● Provided information:
>> START

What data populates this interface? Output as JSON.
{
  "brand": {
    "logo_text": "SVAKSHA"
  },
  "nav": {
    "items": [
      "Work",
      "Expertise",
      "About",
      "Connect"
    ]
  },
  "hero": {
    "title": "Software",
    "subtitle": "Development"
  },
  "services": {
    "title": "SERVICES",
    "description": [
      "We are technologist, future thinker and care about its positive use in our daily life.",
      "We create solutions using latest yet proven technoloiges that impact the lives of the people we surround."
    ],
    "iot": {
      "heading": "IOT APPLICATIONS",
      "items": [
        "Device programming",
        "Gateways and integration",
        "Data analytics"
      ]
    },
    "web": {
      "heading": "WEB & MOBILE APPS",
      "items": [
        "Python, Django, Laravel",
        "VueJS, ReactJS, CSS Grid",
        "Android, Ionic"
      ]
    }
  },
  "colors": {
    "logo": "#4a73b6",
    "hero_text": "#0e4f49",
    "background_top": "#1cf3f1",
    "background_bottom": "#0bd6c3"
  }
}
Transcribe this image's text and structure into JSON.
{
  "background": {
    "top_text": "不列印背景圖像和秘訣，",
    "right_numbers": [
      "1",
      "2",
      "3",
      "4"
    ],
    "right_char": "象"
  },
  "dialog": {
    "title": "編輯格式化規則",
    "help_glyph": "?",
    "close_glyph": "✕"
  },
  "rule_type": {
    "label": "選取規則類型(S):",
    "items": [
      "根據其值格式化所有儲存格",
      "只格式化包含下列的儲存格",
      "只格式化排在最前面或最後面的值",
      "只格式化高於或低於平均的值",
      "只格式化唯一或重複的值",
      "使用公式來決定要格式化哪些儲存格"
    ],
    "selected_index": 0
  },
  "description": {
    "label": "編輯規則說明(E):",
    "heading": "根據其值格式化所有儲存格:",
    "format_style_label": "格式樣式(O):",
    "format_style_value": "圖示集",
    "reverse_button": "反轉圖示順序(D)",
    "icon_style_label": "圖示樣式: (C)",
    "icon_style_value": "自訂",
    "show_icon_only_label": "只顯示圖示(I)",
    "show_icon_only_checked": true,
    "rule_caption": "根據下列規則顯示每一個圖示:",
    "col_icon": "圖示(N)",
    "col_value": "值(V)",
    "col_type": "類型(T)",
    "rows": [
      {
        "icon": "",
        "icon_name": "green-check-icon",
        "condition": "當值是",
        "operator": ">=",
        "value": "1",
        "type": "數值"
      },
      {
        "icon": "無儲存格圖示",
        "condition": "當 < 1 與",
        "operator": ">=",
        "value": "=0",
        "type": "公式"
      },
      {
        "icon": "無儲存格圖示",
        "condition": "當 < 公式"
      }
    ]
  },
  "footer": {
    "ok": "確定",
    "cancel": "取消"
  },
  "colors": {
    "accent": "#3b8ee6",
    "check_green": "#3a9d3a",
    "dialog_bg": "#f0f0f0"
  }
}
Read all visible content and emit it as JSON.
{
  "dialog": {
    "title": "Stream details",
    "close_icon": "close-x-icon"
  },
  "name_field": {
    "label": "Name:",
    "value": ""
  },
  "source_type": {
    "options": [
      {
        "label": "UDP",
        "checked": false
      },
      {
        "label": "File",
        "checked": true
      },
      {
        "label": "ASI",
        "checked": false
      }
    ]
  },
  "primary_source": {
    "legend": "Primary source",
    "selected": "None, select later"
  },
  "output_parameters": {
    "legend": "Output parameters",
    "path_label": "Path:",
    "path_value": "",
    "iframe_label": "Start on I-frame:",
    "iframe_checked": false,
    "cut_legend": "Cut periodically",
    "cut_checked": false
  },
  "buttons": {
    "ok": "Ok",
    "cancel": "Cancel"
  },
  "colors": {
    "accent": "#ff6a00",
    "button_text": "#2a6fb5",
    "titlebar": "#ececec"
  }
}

>> END

Faithfully transcribe the whole of the data.

What data populates this interface? Output as JSON.
{
  "brand": {
    "logo_text": "SVAKSHA"
  },
  "nav": {
    "items": [
      "Work",
      "Expertise",
      "About",
      "Connect"
    ]
  },
  "hero": {
    "title": "Software",
    "subtitle": "Development"
  },
  "services": {
    "title": "SERVICES",
    "description": [
      "We are technologist, future thinker and care about its positive use in our daily life.",
      "We create solutions using latest yet proven technoloiges that impact the lives of the people we surround."
    ],
    "iot": {
      "heading": "IOT APPLICATIONS",
      "items": [
        "Device programming",
        "Gateways and integration",
        "Data analytics"
      ]
    },
    "web": {
      "heading": "WEB & MOBILE APPS",
      "items": [
        "Python, Django, Laravel",
        "VueJS, ReactJS, CSS Grid",
        "Android, Ionic"
      ]
    }
  },
  "colors": {
    "logo": "#4a73b6",
    "hero_text": "#0e4f49",
    "background_top": "#1cf3f1",
    "background_bottom": "#0bd6c3"
  }
}
Transcribe this image's text and structure into JSON.
{
  "background": {
    "top_text": "不列印背景圖像和秘訣，",
    "right_numbers": [
      "1",
      "2",
      "3",
      "4"
    ],
    "right_char": "象"
  },
  "dialog": {
    "title": "編輯格式化規則",
    "help_glyph": "?",
    "close_glyph": "✕"
  },
  "rule_type": {
    "label": "選取規則類型(S):",
    "items": [
      "根據其值格式化所有儲存格",
      "只格式化包含下列的儲存格",
      "只格式化排在最前面或最後面的值",
      "只格式化高於或低於平均的值",
      "只格式化唯一或重複的值",
      "使用公式來決定要格式化哪些儲存格"
    ],
    "selected_index": 0
  },
  "description": {
    "label": "編輯規則說明(E):",
    "heading": "根據其值格式化所有儲存格:",
    "format_style_label": "格式樣式(O):",
    "format_style_value": "圖示集",
    "reverse_button": "反轉圖示順序(D)",
    "icon_style_label": "圖示樣式: (C)",
    "icon_style_value": "自訂",
    "show_icon_only_label": "只顯示圖示(I)",
    "show_icon_only_checked": true,
    "rule_caption": "根據下列規則顯示每一個圖示:",
    "col_icon": "圖示(N)",
    "col_value": "值(V)",
    "col_type": "類型(T)",
    "rows": [
      {
        "icon": "",
        "icon_name": "green-check-icon",
        "condition": "當值是",
        "operator": ">=",
        "value": "1",
        "type": "數值"
      },
      {
        "icon": "無儲存格圖示",
        "condition": "當 < 1 與",
        "operator": ">=",
        "value": "=0",
        "type": "公式"
      },
      {
        "icon": "無儲存格圖示",
        "condition": "當 < 公式"
      }
    ]
  },
  "footer": {
    "ok": "確定",
    "cancel": "取消"
  },
  "colors": {
    "accent": "#3b8ee6",
    "check_green": "#3a9d3a",
    "dialog_bg": "#f0f0f0"
  }
}
Read all visible content and emit it as JSON.
{
  "dialog": {
    "title": "Stream details",
    "close_icon": "close-x-icon"
  },
  "name_field": {
    "label": "Name:",
    "value": ""
  },
  "source_type": {
    "options": [
      {
        "label": "UDP",
        "checked": false
      },
      {
        "label": "File",
        "checked": true
      },
      {
        "label": "ASI",
        "checked": false
      }
    ]
  },
  "primary_source": {
    "legend": "Primary source",
    "selected": "None, select later"
  },
  "output_parameters": {
    "legend": "Output parameters",
    "path_label": "Path:",
    "path_value": "",
    "iframe_label": "Start on I-frame:",
    "iframe_checked": false,
    "cut_legend": "Cut periodically",
    "cut_checked": false
  },
  "buttons": {
    "ok": "Ok",
    "cancel": "Cancel"
  },
  "colors": {
    "accent": "#ff6a00",
    "button_text": "#2a6fb5",
    "titlebar": "#ececec"
  }
}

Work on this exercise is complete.